- [Exercise prompt]:
Transcribe every line exactly and omit anything that is a picture.

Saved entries
──────────
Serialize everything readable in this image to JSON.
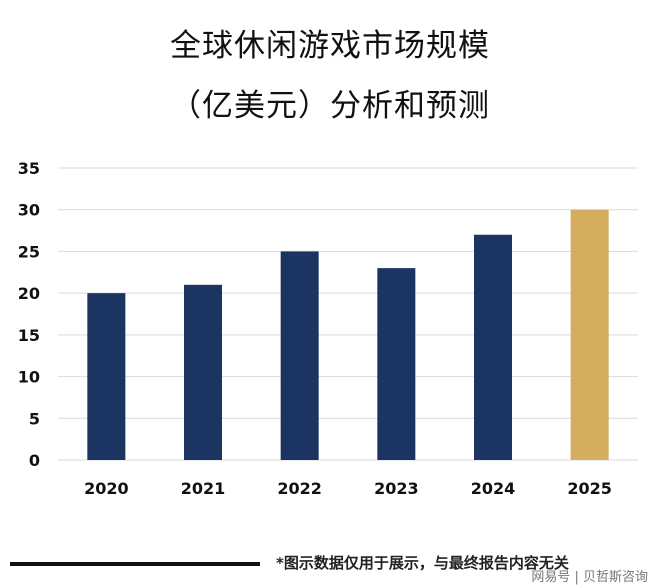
{
  "title_line1": "全球休闲游戏市场规模",
  "title_line2": "（亿美元）分析和预测",
  "footnote": "*图示数据仅用于展示，与最终报告内容无关",
  "source": "网易号 | 贝哲斯咨询",
  "colors": {
    "bar": "#1c3461",
    "highlight": "#d4ae5e",
    "grid": "#d9d9d9",
    "text": "#111111"
  },
  "chart_data": {
    "type": "bar",
    "title": "全球休闲游戏市场规模（亿美元）分析和预测",
    "categories": [
      "2020",
      "2021",
      "2022",
      "2023",
      "2024",
      "2025"
    ],
    "values": [
      20,
      21,
      25,
      23,
      27,
      30
    ],
    "highlight_index": 5,
    "xlabel": "",
    "ylabel": "",
    "ylim": [
      0,
      35
    ],
    "yticks": [
      0,
      5,
      10,
      15,
      20,
      25,
      30,
      35
    ],
    "grid": true,
    "legend": "none"
  }
}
──────────
- [Task answer]:
Serialize everything readable in this image to JSON.
{
  "title_line1": "全球休闲游戏市场规模",
  "title_line2": "（亿美元）分析和预测",
  "footnote": "*图示数据仅用于展示，与最终报告内容无关",
  "source": "网易号 | 贝哲斯咨询",
  "colors": {
    "bar": "#1c3461",
    "highlight": "#d4ae5e",
    "grid": "#d9d9d9",
    "text": "#111111"
  },
  "chart_data": {
    "type": "bar",
    "title": "全球休闲游戏市场规模（亿美元）分析和预测",
    "categories": [
      "2020",
      "2021",
      "2022",
      "2023",
      "2024",
      "2025"
    ],
    "values": [
      20,
      21,
      25,
      23,
      27,
      30
    ],
    "highlight_index": 5,
    "xlabel": "",
    "ylabel": "",
    "ylim": [
      0,
      35
    ],
    "yticks": [
      0,
      5,
      10,
      15,
      20,
      25,
      30,
      35
    ],
    "grid": true,
    "legend": "none"
  }
}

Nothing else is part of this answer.